◆ **TASK OBJECTIVE**
Copy out all lines with the word "this" in them.

◆ **MATERIAL SUPPLIED**
::::

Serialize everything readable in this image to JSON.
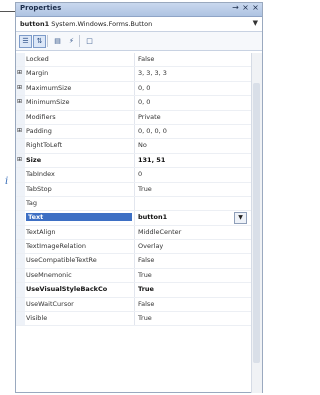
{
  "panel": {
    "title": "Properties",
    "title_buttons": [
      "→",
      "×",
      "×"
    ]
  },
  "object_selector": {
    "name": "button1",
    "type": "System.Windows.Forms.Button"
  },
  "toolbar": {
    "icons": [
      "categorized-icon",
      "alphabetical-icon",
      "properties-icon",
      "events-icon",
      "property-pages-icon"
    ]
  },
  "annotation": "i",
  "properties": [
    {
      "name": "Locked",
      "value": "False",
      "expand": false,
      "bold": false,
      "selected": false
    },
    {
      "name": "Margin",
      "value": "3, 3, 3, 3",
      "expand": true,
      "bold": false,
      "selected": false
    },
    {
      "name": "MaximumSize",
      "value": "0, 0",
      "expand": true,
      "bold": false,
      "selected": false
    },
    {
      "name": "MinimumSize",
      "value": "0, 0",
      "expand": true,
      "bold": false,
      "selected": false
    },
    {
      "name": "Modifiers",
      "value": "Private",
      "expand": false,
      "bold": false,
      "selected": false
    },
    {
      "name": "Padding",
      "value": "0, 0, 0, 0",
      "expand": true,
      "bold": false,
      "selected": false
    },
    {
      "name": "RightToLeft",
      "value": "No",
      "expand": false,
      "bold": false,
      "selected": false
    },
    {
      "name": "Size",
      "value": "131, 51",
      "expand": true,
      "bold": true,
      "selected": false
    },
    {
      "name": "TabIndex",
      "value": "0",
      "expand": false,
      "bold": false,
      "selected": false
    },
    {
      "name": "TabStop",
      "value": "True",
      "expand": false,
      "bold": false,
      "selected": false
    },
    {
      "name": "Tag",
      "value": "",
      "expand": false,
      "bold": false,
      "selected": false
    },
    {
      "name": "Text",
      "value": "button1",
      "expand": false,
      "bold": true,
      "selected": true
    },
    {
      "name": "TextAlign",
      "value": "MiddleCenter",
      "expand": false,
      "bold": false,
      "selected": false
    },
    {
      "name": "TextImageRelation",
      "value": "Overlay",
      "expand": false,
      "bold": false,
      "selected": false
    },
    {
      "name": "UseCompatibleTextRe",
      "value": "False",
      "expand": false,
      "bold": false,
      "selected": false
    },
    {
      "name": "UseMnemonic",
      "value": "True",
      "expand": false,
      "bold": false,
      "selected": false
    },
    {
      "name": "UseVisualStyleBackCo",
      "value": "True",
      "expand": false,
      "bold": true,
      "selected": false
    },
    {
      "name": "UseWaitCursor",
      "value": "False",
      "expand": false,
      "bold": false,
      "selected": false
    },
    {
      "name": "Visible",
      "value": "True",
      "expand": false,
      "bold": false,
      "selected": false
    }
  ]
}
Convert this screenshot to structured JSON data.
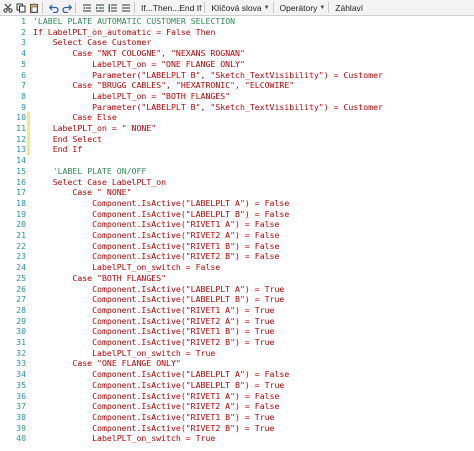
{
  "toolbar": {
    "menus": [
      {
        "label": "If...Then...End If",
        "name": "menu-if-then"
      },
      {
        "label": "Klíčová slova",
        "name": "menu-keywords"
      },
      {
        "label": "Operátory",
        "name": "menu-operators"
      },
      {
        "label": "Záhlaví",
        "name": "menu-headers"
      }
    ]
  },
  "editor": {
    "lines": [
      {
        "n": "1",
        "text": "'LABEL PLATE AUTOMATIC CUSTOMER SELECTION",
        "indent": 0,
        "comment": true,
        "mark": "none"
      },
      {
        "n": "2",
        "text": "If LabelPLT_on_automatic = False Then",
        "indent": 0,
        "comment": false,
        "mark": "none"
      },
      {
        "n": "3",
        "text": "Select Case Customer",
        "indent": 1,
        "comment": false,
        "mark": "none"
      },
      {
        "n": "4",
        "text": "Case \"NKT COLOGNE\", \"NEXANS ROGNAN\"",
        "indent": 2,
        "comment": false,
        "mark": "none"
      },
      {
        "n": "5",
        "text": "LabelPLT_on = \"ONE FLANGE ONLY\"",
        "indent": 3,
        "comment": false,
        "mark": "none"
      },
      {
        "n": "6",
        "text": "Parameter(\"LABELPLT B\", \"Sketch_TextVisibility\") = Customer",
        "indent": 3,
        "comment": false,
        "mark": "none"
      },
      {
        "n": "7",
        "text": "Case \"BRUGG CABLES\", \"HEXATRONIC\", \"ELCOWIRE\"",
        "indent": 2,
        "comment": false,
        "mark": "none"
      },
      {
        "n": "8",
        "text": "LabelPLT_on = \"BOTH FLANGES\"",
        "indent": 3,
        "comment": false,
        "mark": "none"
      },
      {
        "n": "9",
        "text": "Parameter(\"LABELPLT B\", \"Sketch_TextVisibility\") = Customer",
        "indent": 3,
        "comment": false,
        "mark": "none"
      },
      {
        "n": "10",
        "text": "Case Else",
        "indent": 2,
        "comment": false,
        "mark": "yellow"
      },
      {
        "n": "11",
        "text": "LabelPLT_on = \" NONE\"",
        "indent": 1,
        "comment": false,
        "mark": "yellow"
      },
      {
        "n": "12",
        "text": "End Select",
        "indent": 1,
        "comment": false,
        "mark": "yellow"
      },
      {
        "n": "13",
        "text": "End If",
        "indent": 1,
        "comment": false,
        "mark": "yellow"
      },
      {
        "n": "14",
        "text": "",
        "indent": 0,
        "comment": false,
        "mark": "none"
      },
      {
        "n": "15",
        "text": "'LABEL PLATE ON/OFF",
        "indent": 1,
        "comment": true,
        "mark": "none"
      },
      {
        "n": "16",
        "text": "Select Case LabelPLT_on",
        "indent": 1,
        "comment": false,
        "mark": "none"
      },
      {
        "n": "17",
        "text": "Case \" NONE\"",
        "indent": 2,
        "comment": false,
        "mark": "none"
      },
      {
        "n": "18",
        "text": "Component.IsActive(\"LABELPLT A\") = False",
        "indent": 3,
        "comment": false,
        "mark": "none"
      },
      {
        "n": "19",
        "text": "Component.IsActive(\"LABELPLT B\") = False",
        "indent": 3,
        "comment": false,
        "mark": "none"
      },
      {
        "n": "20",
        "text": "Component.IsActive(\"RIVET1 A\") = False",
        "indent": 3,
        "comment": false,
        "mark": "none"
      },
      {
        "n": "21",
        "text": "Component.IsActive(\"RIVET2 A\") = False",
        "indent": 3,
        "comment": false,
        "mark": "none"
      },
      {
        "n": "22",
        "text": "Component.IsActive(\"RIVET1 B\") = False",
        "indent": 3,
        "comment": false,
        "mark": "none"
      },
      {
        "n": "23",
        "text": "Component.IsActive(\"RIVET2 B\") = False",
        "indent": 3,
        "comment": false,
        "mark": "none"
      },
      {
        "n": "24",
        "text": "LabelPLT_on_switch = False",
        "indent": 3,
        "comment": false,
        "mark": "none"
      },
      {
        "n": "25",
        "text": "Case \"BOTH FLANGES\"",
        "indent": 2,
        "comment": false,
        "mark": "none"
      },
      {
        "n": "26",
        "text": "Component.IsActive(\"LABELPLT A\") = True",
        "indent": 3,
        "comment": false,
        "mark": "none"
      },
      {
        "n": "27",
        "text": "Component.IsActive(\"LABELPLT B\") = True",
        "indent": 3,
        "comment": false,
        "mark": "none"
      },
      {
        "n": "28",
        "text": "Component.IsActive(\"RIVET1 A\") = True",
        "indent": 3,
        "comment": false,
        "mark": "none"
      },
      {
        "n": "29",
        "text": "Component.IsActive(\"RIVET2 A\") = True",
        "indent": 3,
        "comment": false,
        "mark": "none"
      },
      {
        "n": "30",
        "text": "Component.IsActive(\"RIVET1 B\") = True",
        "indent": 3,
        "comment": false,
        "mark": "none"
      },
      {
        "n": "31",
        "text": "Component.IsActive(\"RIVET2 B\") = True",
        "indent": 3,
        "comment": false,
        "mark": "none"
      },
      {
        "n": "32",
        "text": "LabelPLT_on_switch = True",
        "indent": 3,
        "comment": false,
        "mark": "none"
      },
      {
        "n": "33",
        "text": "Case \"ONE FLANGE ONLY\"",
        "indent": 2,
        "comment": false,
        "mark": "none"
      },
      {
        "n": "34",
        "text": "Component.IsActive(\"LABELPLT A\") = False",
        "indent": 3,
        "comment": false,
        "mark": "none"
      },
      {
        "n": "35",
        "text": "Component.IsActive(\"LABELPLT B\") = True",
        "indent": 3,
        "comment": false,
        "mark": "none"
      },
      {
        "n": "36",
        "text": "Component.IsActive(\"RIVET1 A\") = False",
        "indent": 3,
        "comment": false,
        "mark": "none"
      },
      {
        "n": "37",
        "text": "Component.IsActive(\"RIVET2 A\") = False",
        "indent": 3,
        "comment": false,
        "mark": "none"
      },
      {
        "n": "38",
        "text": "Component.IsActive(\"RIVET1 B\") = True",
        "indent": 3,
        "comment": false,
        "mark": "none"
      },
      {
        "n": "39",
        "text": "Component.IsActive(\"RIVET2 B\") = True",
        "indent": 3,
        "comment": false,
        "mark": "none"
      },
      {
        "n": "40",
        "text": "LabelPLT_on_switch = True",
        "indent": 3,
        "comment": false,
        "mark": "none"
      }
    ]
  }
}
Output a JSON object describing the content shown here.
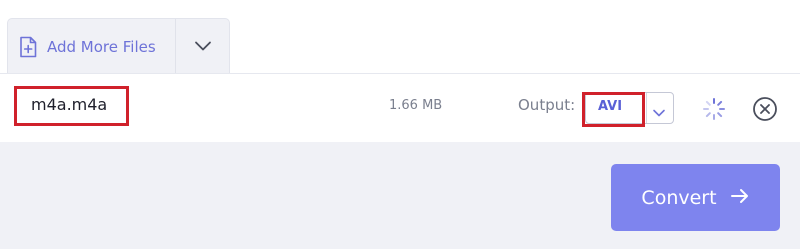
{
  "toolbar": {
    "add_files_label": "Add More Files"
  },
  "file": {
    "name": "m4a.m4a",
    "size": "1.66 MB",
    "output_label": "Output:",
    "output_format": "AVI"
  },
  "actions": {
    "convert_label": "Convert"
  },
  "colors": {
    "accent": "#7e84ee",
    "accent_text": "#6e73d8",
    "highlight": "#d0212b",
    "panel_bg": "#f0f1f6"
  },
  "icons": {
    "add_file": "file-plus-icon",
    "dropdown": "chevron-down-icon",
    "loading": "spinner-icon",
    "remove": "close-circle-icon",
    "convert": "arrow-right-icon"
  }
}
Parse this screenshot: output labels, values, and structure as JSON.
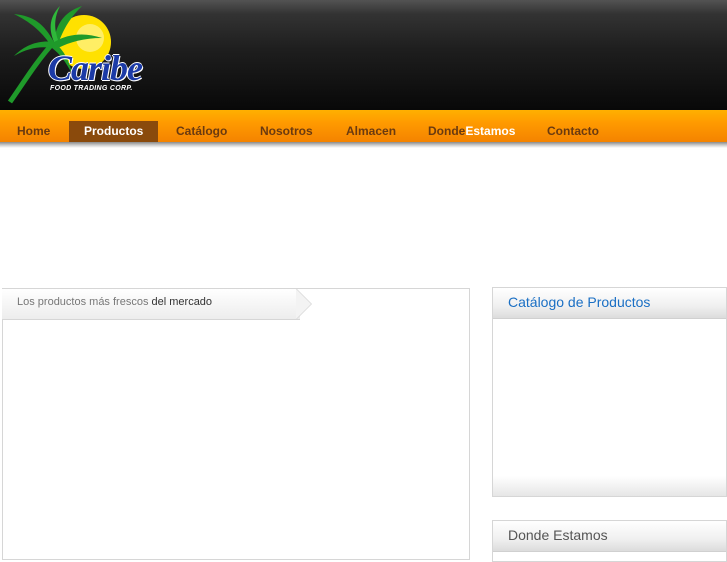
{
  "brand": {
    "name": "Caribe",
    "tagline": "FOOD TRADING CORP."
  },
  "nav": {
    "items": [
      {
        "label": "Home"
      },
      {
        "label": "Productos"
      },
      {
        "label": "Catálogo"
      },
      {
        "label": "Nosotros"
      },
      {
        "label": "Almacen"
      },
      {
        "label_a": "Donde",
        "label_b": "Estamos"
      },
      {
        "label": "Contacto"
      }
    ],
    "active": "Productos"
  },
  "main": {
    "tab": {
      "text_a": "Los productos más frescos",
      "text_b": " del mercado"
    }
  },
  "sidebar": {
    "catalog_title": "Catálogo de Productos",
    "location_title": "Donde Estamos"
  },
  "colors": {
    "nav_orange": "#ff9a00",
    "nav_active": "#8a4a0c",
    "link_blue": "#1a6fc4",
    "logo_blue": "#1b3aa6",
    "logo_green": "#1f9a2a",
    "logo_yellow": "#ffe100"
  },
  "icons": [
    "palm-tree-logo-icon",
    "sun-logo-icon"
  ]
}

::::

◆ **TASK ANSWER**
Serialize everything readable in this image to JSON.
Convert this screenshot to structured JSON data.
Parse this screenshot: output labels, values, and structure as JSON.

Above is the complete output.